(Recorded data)
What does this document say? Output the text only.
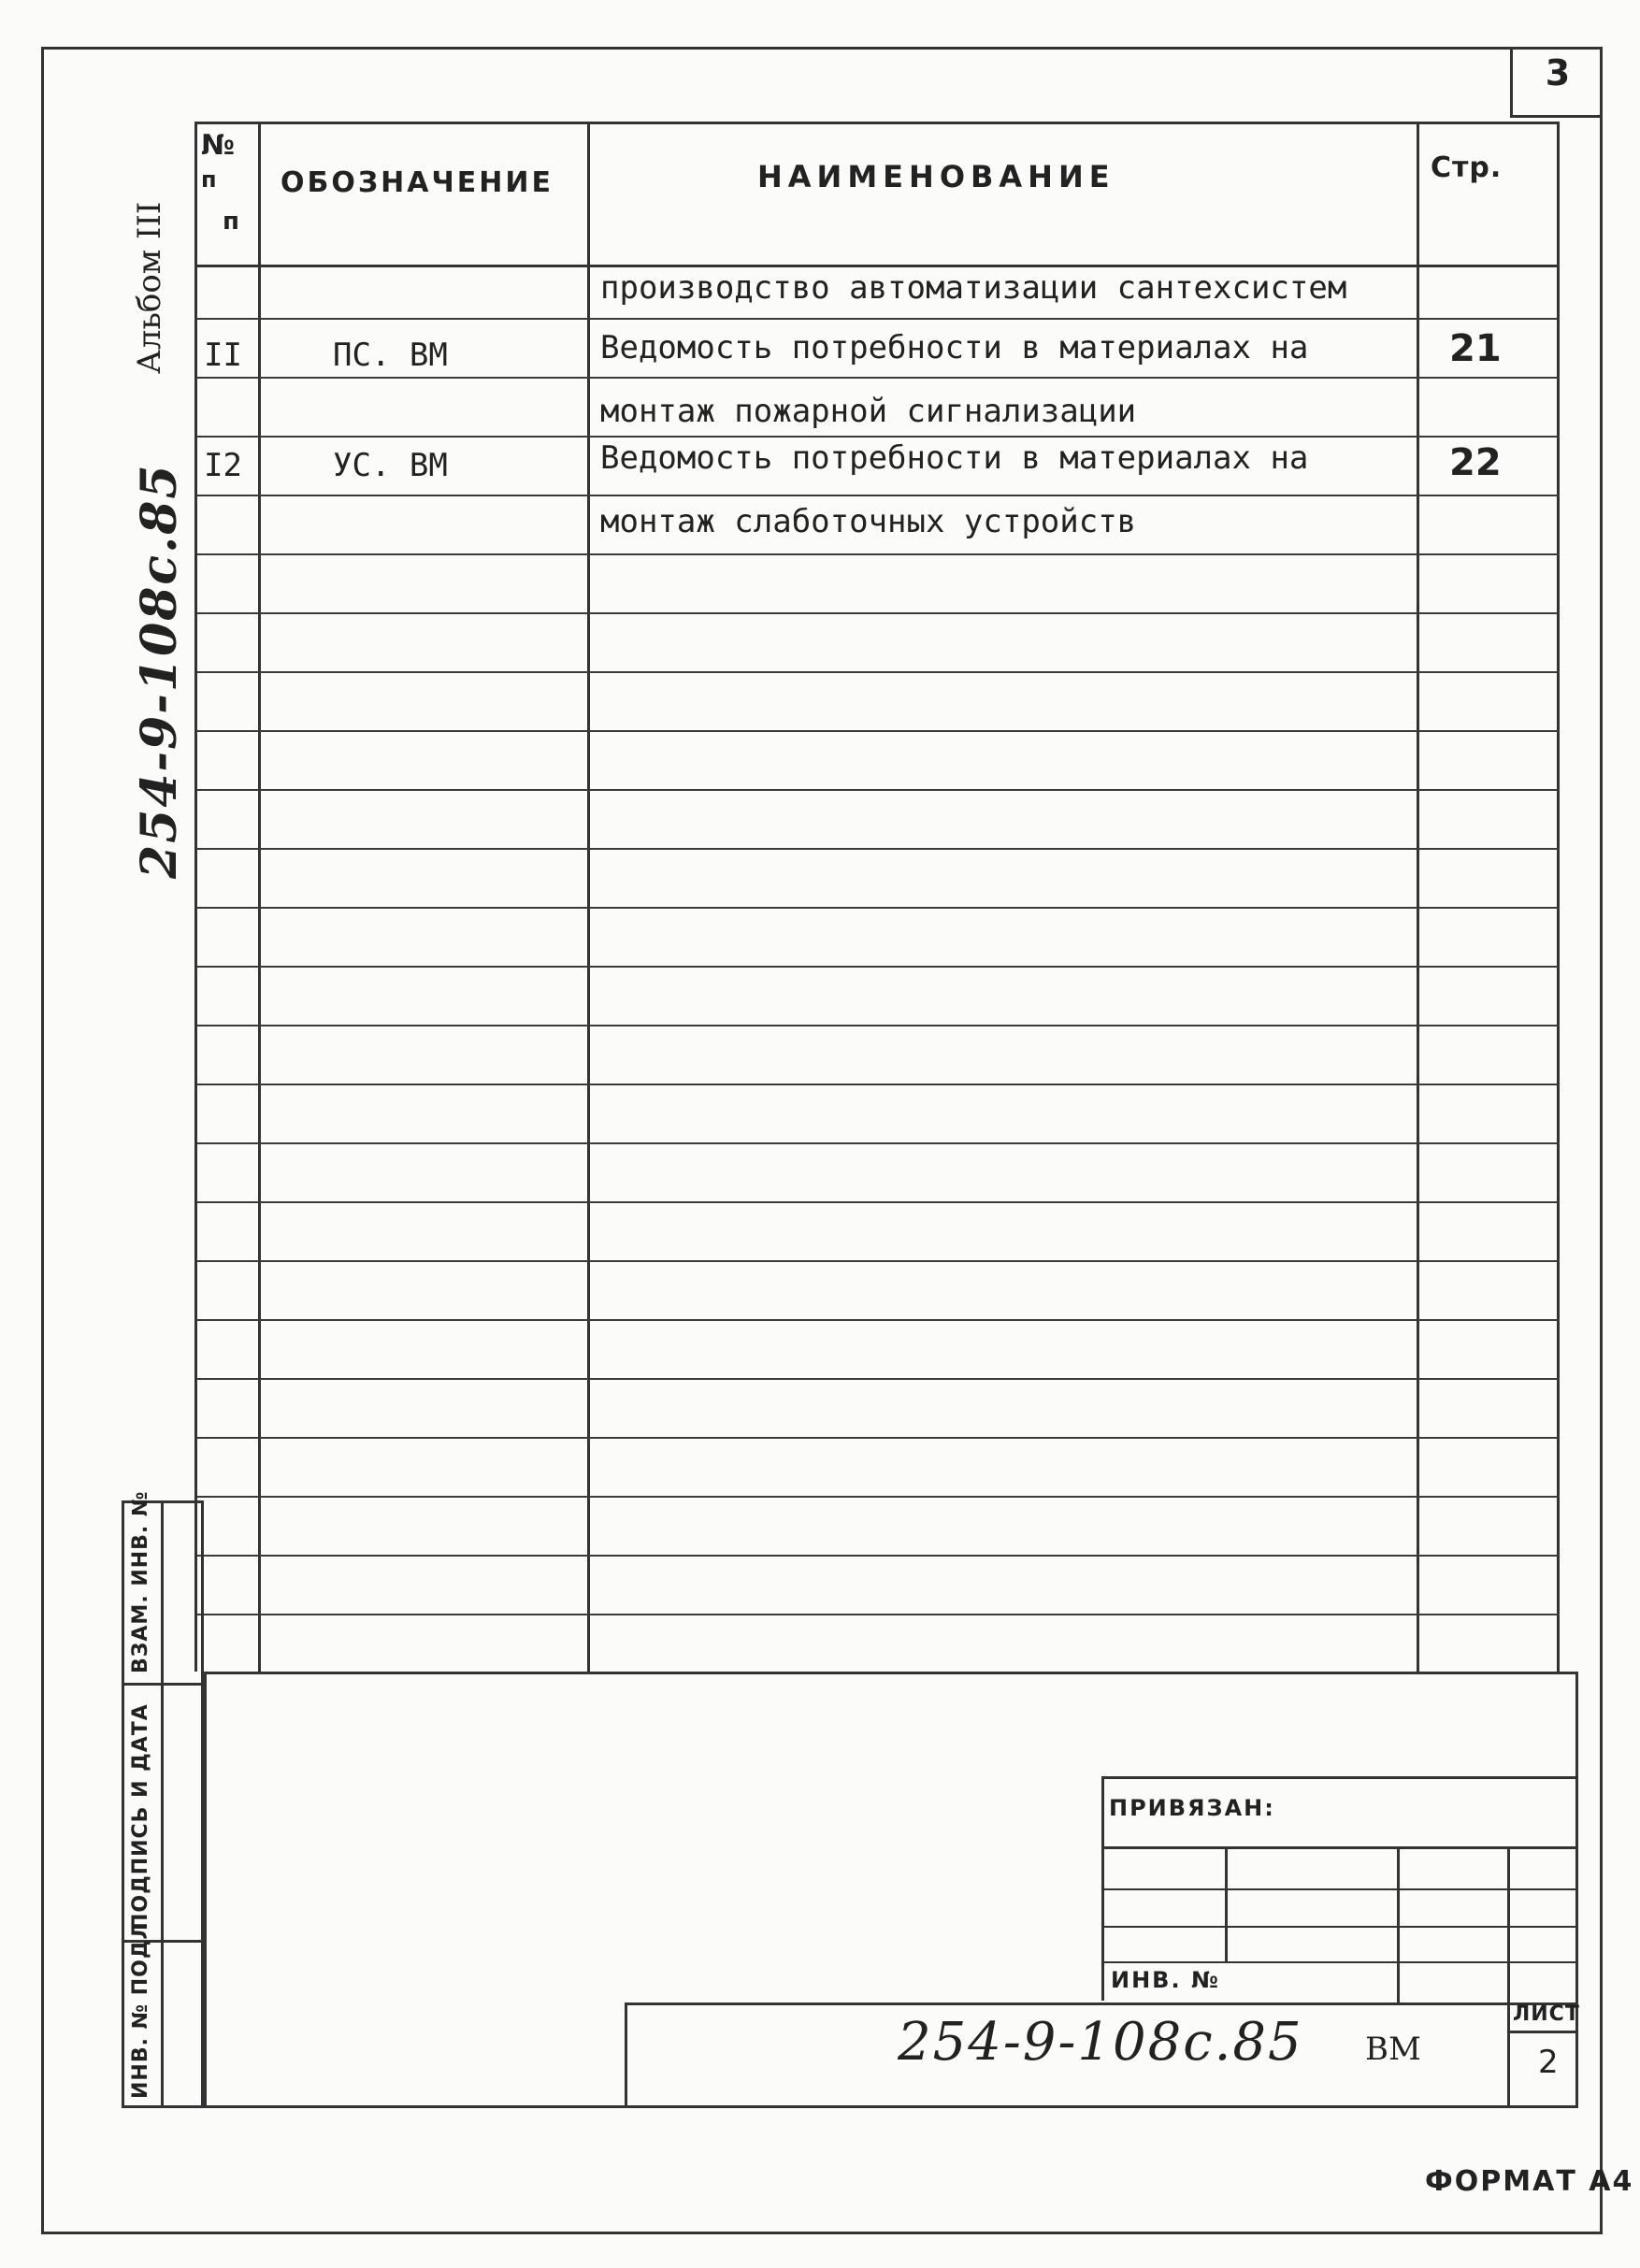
3
Альбом III
254-9-108с.85
№
п
п
ОБОЗНАЧЕНИЕ	НАИМЕНОВАНИЕ	Стр.
производство автоматизации сантехсистем
II	ПС. ВМ	Ведомость потребности в материалах на	21
монтаж пожарной сигнализации
I2	УС. ВМ	Ведомость потребности в материалах на	22
монтаж слаботочных устройств
ВЗАМ. ИНВ. №
ПОДПИСЬ И ДАТА
ИНВ. № ПОДЛ
ПРИВЯЗАН:
ИНВ. №
ЛИСТ
254-9-108с.85 ВМ	2
ФОРМАТ А4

TASK GOAL
Output the lines above in full and exactly as given, omitting any pictures.

TASK ANSWER
What does this document say? Output the text only.
3
Альбом III
254-9-108с.85
№
п
п
ОБОЗНАЧЕНИЕ	НАИМЕНОВАНИЕ	Стр.
производство автоматизации сантехсистем
II	ПС. ВМ	Ведомость потребности в материалах на	21
монтаж пожарной сигнализации
I2	УС. ВМ	Ведомость потребности в материалах на	22
монтаж слаботочных устройств
ВЗАМ. ИНВ. №
ПОДПИСЬ И ДАТА
ИНВ. № ПОДЛ
ПРИВЯЗАН:
ИНВ. №
ЛИСТ
254-9-108с.85 ВМ	2
ФОРМАТ А4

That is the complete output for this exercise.